Dataset items
- - - -
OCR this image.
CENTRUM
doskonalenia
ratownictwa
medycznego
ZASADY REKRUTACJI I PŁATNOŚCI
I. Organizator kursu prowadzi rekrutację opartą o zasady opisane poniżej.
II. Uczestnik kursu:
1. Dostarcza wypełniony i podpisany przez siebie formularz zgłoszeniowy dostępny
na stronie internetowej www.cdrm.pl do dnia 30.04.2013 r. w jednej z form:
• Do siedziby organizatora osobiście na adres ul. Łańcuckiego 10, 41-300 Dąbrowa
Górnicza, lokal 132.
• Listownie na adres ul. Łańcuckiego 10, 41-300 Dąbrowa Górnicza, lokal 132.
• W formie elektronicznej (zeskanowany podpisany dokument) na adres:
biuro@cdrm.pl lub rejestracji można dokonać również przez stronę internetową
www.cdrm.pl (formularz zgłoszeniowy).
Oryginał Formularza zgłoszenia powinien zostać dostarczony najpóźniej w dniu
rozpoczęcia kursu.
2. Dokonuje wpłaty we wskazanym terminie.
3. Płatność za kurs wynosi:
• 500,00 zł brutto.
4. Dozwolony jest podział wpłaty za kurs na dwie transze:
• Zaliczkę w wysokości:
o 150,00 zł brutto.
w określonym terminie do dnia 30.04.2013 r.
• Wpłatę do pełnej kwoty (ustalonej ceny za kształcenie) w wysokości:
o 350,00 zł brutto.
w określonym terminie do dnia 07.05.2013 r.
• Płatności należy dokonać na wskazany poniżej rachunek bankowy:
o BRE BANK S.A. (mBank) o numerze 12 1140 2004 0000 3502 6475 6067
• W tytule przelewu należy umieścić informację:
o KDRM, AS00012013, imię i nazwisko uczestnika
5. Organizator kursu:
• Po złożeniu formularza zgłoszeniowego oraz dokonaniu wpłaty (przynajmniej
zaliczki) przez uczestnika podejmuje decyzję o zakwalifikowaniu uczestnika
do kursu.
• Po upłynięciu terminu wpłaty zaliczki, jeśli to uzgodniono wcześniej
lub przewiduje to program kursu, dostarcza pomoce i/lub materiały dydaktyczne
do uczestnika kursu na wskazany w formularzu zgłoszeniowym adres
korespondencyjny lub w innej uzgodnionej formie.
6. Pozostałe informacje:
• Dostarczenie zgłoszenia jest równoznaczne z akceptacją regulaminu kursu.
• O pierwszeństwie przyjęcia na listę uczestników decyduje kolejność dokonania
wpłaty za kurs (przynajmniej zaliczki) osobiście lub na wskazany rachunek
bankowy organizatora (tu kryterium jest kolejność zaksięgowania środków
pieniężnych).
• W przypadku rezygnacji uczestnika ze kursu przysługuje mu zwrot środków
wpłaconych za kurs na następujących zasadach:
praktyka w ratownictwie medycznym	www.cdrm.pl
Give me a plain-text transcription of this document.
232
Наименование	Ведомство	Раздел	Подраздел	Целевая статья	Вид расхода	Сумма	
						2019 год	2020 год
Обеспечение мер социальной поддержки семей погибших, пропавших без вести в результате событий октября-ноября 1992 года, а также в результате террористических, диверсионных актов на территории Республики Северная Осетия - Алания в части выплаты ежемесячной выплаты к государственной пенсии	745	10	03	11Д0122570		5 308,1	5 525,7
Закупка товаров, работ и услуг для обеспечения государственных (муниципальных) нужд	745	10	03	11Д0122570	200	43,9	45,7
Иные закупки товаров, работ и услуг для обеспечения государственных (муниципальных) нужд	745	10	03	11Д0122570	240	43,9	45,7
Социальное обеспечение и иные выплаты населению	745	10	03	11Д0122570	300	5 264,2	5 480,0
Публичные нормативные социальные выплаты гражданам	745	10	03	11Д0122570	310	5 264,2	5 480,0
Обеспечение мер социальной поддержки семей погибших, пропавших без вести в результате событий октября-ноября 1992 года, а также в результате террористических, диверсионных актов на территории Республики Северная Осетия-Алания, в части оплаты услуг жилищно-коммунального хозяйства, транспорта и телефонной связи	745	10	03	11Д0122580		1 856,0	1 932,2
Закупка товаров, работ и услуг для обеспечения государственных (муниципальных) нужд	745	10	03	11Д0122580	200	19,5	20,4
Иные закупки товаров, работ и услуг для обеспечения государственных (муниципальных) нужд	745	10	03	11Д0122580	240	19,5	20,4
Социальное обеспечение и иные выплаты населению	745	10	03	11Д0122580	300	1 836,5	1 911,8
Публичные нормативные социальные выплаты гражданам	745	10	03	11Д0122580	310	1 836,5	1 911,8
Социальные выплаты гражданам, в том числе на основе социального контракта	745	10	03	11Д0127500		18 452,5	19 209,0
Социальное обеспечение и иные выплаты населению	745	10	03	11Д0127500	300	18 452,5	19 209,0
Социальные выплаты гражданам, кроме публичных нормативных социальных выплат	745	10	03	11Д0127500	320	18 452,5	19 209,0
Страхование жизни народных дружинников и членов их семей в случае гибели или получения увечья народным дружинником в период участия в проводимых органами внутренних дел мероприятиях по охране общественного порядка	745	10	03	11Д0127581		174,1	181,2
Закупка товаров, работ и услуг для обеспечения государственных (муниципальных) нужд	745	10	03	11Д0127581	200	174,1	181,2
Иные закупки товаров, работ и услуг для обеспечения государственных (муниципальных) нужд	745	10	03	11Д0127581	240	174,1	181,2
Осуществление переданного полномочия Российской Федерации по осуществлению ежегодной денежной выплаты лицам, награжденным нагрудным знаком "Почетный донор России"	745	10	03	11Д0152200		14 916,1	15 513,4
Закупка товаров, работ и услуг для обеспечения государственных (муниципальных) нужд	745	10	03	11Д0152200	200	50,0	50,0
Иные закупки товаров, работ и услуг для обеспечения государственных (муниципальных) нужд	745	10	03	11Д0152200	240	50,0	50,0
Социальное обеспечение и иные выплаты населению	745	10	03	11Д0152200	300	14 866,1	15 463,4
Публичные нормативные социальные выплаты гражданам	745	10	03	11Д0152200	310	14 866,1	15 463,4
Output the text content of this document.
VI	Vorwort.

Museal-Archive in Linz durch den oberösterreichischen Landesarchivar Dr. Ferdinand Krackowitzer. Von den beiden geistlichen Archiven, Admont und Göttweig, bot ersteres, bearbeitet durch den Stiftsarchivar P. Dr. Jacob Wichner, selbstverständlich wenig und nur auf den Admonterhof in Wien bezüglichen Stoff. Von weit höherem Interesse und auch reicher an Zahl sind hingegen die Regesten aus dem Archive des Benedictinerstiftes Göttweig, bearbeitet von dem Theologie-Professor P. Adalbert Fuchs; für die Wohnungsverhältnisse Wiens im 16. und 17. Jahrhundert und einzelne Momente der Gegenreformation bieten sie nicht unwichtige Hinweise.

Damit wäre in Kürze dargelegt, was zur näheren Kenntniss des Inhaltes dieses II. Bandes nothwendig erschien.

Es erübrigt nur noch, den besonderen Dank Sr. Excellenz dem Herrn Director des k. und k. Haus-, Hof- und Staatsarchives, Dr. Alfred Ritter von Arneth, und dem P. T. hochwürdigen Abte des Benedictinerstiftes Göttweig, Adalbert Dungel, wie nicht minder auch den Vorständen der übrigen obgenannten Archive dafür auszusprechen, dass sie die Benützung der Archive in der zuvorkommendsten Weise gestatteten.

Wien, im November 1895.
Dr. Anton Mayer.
- - - -
Output every entry shown above, exactly.

OCR this image.
CENTRUM
doskonalenia
ratownictwa
medycznego
ZASADY REKRUTACJI I PŁATNOŚCI
I. Organizator kursu prowadzi rekrutację opartą o zasady opisane poniżej.
II. Uczestnik kursu:
1. Dostarcza wypełniony i podpisany przez siebie formularz zgłoszeniowy dostępny
na stronie internetowej www.cdrm.pl do dnia 30.04.2013 r. w jednej z form:
• Do siedziby organizatora osobiście na adres ul. Łańcuckiego 10, 41-300 Dąbrowa
Górnicza, lokal 132.
• Listownie na adres ul. Łańcuckiego 10, 41-300 Dąbrowa Górnicza, lokal 132.
• W formie elektronicznej (zeskanowany podpisany dokument) na adres:
biuro@cdrm.pl lub rejestracji można dokonać również przez stronę internetową
www.cdrm.pl (formularz zgłoszeniowy).
Oryginał Formularza zgłoszenia powinien zostać dostarczony najpóźniej w dniu
rozpoczęcia kursu.
2. Dokonuje wpłaty we wskazanym terminie.
3. Płatność za kurs wynosi:
• 500,00 zł brutto.
4. Dozwolony jest podział wpłaty za kurs na dwie transze:
• Zaliczkę w wysokości:
o 150,00 zł brutto.
w określonym terminie do dnia 30.04.2013 r.
• Wpłatę do pełnej kwoty (ustalonej ceny za kształcenie) w wysokości:
o 350,00 zł brutto.
w określonym terminie do dnia 07.05.2013 r.
• Płatności należy dokonać na wskazany poniżej rachunek bankowy:
o BRE BANK S.A. (mBank) o numerze 12 1140 2004 0000 3502 6475 6067
• W tytule przelewu należy umieścić informację:
o KDRM, AS00012013, imię i nazwisko uczestnika
5. Organizator kursu:
• Po złożeniu formularza zgłoszeniowego oraz dokonaniu wpłaty (przynajmniej
zaliczki) przez uczestnika podejmuje decyzję o zakwalifikowaniu uczestnika
do kursu.
• Po upłynięciu terminu wpłaty zaliczki, jeśli to uzgodniono wcześniej
lub przewiduje to program kursu, dostarcza pomoce i/lub materiały dydaktyczne
do uczestnika kursu na wskazany w formularzu zgłoszeniowym adres
korespondencyjny lub w innej uzgodnionej formie.
6. Pozostałe informacje:
• Dostarczenie zgłoszenia jest równoznaczne z akceptacją regulaminu kursu.
• O pierwszeństwie przyjęcia na listę uczestników decyduje kolejność dokonania
wpłaty za kurs (przynajmniej zaliczki) osobiście lub na wskazany rachunek
bankowy organizatora (tu kryterium jest kolejność zaksięgowania środków
pieniężnych).
• W przypadku rezygnacji uczestnika ze kursu przysługuje mu zwrot środków
wpłaconych za kurs na następujących zasadach:
praktyka w ratownictwie medycznym	www.cdrm.pl
Give me a plain-text transcription of this document.
232
Наименование	Ведомство	Раздел	Подраздел	Целевая статья	Вид расхода	Сумма	
						2019 год	2020 год
Обеспечение мер социальной поддержки семей погибших, пропавших без вести в результате событий октября-ноября 1992 года, а также в результате террористических, диверсионных актов на территории Республики Северная Осетия - Алания в части выплаты ежемесячной выплаты к государственной пенсии	745	10	03	11Д0122570		5 308,1	5 525,7
Закупка товаров, работ и услуг для обеспечения государственных (муниципальных) нужд	745	10	03	11Д0122570	200	43,9	45,7
Иные закупки товаров, работ и услуг для обеспечения государственных (муниципальных) нужд	745	10	03	11Д0122570	240	43,9	45,7
Социальное обеспечение и иные выплаты населению	745	10	03	11Д0122570	300	5 264,2	5 480,0
Публичные нормативные социальные выплаты гражданам	745	10	03	11Д0122570	310	5 264,2	5 480,0
Обеспечение мер социальной поддержки семей погибших, пропавших без вести в результате событий октября-ноября 1992 года, а также в результате террористических, диверсионных актов на территории Республики Северная Осетия-Алания, в части оплаты услуг жилищно-коммунального хозяйства, транспорта и телефонной связи	745	10	03	11Д0122580		1 856,0	1 932,2
Закупка товаров, работ и услуг для обеспечения государственных (муниципальных) нужд	745	10	03	11Д0122580	200	19,5	20,4
Иные закупки товаров, работ и услуг для обеспечения государственных (муниципальных) нужд	745	10	03	11Д0122580	240	19,5	20,4
Социальное обеспечение и иные выплаты населению	745	10	03	11Д0122580	300	1 836,5	1 911,8
Публичные нормативные социальные выплаты гражданам	745	10	03	11Д0122580	310	1 836,5	1 911,8
Социальные выплаты гражданам, в том числе на основе социального контракта	745	10	03	11Д0127500		18 452,5	19 209,0
Социальное обеспечение и иные выплаты населению	745	10	03	11Д0127500	300	18 452,5	19 209,0
Социальные выплаты гражданам, кроме публичных нормативных социальных выплат	745	10	03	11Д0127500	320	18 452,5	19 209,0
Страхование жизни народных дружинников и членов их семей в случае гибели или получения увечья народным дружинником в период участия в проводимых органами внутренних дел мероприятиях по охране общественного порядка	745	10	03	11Д0127581		174,1	181,2
Закупка товаров, работ и услуг для обеспечения государственных (муниципальных) нужд	745	10	03	11Д0127581	200	174,1	181,2
Иные закупки товаров, работ и услуг для обеспечения государственных (муниципальных) нужд	745	10	03	11Д0127581	240	174,1	181,2
Осуществление переданного полномочия Российской Федерации по осуществлению ежегодной денежной выплаты лицам, награжденным нагрудным знаком "Почетный донор России"	745	10	03	11Д0152200		14 916,1	15 513,4
Закупка товаров, работ и услуг для обеспечения государственных (муниципальных) нужд	745	10	03	11Д0152200	200	50,0	50,0
Иные закупки товаров, работ и услуг для обеспечения государственных (муниципальных) нужд	745	10	03	11Д0152200	240	50,0	50,0
Социальное обеспечение и иные выплаты населению	745	10	03	11Д0152200	300	14 866,1	15 463,4
Публичные нормативные социальные выплаты гражданам	745	10	03	11Д0152200	310	14 866,1	15 463,4
Output the text content of this document.
VI	Vorwort.

Museal-Archive in Linz durch den oberösterreichischen Landesarchivar Dr. Ferdinand Krackowitzer. Von den beiden geistlichen Archiven, Admont und Göttweig, bot ersteres, bearbeitet durch den Stiftsarchivar P. Dr. Jacob Wichner, selbstverständlich wenig und nur auf den Admonterhof in Wien bezüglichen Stoff. Von weit höherem Interesse und auch reicher an Zahl sind hingegen die Regesten aus dem Archive des Benedictinerstiftes Göttweig, bearbeitet von dem Theologie-Professor P. Adalbert Fuchs; für die Wohnungsverhältnisse Wiens im 16. und 17. Jahrhundert und einzelne Momente der Gegenreformation bieten sie nicht unwichtige Hinweise.

Damit wäre in Kürze dargelegt, was zur näheren Kenntniss des Inhaltes dieses II. Bandes nothwendig erschien.

Es erübrigt nur noch, den besonderen Dank Sr. Excellenz dem Herrn Director des k. und k. Haus-, Hof- und Staatsarchives, Dr. Alfred Ritter von Arneth, und dem P. T. hochwürdigen Abte des Benedictinerstiftes Göttweig, Adalbert Dungel, wie nicht minder auch den Vorständen der übrigen obgenannten Archive dafür auszusprechen, dass sie die Benützung der Archive in der zuvorkommendsten Weise gestatteten.

Wien, im November 1895.
Dr. Anton Mayer.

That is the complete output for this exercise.